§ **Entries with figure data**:
++++

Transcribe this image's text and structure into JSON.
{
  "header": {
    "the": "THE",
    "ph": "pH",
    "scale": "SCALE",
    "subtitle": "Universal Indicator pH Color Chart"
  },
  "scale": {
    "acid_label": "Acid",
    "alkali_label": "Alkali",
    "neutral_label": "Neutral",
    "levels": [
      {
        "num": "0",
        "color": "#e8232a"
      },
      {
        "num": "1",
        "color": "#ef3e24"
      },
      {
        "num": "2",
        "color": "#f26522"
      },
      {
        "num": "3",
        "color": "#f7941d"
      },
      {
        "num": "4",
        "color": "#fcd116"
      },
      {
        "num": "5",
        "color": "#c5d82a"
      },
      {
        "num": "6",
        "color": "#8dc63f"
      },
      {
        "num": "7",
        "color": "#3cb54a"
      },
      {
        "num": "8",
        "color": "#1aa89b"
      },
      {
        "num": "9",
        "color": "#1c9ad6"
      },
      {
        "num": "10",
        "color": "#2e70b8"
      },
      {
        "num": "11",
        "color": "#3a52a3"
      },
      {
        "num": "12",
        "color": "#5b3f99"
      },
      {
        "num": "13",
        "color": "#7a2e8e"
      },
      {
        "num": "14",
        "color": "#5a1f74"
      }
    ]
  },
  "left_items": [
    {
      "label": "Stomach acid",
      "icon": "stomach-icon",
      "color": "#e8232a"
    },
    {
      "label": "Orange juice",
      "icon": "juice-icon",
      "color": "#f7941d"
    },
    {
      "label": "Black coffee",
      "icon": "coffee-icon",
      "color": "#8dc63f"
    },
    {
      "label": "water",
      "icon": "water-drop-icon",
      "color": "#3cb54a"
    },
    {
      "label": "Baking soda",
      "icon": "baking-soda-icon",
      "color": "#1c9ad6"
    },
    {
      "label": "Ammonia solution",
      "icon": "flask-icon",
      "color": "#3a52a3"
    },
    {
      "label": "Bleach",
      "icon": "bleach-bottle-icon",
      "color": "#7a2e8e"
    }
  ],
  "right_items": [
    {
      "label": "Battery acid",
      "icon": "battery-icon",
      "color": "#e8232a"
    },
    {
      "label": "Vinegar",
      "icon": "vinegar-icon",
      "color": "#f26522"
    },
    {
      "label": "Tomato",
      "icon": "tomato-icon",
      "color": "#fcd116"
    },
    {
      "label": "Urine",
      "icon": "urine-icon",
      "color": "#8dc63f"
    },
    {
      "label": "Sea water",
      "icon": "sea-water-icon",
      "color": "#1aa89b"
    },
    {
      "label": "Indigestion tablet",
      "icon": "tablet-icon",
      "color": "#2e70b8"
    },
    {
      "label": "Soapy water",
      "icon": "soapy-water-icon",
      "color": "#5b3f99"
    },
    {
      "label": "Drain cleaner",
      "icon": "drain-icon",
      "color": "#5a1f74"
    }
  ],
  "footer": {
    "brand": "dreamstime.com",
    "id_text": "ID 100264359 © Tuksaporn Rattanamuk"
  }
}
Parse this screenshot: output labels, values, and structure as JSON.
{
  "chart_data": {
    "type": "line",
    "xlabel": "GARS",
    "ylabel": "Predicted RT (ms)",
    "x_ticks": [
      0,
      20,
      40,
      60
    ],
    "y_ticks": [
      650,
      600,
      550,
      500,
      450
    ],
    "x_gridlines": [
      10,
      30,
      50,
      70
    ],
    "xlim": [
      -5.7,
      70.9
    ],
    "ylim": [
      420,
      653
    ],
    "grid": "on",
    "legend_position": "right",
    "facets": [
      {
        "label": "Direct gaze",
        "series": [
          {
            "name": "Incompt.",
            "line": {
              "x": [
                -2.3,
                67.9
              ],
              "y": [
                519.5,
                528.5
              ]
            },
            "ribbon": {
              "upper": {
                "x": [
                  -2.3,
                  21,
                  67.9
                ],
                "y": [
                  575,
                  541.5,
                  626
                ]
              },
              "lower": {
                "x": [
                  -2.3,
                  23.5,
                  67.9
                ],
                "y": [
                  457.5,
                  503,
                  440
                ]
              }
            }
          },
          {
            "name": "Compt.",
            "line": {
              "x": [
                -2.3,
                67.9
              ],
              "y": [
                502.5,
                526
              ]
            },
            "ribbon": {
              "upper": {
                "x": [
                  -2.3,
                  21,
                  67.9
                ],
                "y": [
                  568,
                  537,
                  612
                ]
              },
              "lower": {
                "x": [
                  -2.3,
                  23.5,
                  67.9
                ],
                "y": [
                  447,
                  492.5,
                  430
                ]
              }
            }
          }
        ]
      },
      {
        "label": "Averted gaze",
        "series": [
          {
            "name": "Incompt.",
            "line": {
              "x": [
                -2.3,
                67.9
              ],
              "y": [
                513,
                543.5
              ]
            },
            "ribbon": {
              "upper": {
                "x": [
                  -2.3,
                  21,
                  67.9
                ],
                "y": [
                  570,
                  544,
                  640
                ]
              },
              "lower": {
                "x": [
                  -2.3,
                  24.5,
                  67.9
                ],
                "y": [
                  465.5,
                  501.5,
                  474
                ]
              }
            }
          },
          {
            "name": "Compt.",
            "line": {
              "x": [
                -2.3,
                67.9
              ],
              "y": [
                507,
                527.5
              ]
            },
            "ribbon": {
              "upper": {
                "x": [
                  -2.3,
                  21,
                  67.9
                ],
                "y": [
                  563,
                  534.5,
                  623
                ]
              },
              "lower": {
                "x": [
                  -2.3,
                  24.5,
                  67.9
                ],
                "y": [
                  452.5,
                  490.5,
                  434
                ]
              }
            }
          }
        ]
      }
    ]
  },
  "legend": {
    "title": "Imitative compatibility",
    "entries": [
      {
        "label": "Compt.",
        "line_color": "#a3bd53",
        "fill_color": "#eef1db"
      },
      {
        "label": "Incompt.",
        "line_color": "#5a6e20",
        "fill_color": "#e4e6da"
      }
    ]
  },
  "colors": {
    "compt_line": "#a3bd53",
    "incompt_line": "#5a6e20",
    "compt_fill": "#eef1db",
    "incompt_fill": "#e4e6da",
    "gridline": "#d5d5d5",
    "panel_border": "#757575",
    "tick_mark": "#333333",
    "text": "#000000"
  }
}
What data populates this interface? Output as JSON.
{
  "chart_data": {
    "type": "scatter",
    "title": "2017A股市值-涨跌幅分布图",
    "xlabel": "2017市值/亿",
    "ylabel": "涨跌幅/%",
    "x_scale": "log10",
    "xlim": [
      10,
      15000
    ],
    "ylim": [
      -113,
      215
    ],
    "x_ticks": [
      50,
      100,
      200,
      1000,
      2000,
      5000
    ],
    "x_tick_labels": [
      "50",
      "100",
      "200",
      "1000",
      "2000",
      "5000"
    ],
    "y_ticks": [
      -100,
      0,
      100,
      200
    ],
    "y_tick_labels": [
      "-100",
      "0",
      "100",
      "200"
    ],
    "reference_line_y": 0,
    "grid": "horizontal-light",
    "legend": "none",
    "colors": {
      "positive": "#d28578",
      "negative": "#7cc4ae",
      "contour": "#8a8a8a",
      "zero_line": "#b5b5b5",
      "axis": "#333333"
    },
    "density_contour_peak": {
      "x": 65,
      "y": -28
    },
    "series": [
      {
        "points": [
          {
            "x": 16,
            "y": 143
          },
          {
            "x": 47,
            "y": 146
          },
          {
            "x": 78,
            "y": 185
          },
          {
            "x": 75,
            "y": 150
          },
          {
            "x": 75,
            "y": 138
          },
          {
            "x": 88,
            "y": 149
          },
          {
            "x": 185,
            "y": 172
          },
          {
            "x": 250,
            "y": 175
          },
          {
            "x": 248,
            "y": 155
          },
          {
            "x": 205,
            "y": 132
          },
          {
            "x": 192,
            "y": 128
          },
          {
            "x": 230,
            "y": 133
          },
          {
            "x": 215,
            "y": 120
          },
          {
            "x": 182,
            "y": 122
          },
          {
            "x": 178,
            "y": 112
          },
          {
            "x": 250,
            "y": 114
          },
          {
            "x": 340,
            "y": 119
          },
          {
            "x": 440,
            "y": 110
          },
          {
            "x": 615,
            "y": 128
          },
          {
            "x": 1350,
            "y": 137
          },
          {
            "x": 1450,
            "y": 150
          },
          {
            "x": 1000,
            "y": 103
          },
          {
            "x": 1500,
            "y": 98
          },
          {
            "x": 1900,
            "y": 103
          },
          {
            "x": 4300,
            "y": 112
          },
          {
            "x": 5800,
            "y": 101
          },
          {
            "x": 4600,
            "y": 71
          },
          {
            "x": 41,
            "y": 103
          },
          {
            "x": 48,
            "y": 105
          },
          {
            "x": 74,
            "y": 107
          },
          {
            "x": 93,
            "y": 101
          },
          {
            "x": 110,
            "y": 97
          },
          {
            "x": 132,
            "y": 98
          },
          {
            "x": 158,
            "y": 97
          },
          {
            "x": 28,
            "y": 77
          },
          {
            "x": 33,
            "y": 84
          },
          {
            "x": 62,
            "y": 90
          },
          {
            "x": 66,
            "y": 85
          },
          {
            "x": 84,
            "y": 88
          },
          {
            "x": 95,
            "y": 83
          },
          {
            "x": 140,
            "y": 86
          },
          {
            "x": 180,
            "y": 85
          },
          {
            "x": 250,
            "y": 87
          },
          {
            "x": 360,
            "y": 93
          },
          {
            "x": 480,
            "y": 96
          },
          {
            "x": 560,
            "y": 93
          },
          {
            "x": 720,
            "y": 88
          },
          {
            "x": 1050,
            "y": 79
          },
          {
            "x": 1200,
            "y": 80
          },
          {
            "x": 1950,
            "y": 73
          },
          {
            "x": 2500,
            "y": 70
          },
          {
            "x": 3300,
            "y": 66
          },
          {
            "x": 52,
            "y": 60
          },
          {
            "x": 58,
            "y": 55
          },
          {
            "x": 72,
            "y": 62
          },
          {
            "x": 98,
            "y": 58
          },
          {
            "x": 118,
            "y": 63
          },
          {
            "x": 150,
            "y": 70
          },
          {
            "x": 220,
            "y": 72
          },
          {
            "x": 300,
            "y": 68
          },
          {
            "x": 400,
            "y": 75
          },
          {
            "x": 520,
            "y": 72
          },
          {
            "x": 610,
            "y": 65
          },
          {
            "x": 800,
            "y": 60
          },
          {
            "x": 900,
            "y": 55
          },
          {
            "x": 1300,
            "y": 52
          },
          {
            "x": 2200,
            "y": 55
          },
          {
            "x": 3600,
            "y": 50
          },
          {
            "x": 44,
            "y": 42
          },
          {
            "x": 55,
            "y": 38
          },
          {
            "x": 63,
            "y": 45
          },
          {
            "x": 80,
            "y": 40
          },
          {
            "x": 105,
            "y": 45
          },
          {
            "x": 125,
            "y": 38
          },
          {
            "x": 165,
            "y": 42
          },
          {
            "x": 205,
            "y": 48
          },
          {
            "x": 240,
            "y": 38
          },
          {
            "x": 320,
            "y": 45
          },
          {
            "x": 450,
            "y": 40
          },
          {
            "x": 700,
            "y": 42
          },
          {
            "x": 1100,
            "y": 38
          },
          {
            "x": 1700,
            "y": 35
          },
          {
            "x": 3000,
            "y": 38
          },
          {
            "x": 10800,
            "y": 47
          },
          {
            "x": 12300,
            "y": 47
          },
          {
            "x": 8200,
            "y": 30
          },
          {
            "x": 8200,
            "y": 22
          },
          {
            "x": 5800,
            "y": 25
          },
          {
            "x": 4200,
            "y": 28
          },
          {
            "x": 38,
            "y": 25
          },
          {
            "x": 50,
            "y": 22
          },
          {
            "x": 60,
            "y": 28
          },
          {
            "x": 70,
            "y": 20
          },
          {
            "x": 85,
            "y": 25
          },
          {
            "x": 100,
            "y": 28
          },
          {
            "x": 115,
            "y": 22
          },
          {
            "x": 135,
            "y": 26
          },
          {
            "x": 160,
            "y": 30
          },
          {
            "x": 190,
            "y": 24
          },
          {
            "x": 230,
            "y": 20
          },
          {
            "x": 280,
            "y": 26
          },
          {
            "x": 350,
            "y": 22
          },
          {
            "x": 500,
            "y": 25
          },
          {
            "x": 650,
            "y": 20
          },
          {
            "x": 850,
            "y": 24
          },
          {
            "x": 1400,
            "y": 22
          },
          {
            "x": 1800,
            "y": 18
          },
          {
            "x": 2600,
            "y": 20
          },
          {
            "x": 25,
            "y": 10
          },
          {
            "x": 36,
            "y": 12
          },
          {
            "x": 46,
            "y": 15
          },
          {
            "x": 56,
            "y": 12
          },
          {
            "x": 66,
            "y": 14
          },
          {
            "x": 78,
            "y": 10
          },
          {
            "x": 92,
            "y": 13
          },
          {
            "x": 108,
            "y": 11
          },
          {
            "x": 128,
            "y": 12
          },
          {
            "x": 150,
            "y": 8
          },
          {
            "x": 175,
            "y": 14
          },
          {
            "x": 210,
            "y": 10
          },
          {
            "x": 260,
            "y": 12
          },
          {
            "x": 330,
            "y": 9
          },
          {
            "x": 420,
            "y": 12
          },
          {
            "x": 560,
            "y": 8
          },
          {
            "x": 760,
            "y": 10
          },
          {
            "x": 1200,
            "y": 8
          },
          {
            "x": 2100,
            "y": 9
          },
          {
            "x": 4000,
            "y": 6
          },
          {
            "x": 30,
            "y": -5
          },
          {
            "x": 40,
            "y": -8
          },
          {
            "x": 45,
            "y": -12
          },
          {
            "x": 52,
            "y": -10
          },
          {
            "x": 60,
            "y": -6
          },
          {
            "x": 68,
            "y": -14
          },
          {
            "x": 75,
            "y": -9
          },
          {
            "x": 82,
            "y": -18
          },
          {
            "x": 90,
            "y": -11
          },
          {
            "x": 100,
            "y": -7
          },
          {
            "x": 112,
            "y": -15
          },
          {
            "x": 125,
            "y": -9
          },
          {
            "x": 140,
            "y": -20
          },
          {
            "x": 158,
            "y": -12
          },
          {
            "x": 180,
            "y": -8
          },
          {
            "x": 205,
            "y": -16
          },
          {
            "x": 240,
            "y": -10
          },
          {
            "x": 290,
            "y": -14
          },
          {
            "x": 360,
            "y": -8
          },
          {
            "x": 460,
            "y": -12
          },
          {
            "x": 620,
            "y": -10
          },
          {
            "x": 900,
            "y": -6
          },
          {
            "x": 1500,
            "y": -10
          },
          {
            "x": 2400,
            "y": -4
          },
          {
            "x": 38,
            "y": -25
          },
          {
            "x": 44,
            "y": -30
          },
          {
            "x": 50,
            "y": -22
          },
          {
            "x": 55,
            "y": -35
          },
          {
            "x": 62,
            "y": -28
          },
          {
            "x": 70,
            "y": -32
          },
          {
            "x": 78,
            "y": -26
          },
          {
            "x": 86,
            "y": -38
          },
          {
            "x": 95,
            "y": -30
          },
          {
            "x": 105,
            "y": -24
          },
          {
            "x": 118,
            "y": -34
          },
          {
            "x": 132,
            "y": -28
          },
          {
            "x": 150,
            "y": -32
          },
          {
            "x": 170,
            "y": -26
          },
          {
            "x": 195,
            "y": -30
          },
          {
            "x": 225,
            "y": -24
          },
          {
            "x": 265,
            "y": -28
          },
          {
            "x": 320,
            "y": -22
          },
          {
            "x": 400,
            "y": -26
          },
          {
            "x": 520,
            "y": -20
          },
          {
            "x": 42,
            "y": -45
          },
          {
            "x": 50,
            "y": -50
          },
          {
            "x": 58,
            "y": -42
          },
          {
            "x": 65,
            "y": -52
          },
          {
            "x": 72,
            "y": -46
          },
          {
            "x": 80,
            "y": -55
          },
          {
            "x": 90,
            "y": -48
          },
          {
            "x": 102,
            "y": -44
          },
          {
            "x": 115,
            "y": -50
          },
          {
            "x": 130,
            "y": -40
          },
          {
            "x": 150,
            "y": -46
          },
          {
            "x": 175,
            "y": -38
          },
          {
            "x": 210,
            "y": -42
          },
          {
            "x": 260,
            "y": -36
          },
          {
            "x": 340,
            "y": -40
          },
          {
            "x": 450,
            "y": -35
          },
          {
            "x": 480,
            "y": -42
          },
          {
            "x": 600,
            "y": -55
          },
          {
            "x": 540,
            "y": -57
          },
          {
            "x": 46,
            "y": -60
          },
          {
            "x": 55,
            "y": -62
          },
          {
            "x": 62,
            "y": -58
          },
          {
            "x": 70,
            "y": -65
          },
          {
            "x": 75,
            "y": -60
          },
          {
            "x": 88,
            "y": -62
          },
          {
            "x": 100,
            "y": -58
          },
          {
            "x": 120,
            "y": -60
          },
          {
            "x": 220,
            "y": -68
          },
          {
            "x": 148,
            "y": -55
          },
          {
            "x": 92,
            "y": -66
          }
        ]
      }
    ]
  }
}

++++

§ **Task instructions**: In the listing above, find each line with the word "water" and copy it.

§ **The output**:
      "label": "water",
      "icon": "water-drop-icon",
      "label": "Sea water",
      "icon": "sea-water-icon",
      "label": "Soapy water",
      "icon": "soapy-water-icon",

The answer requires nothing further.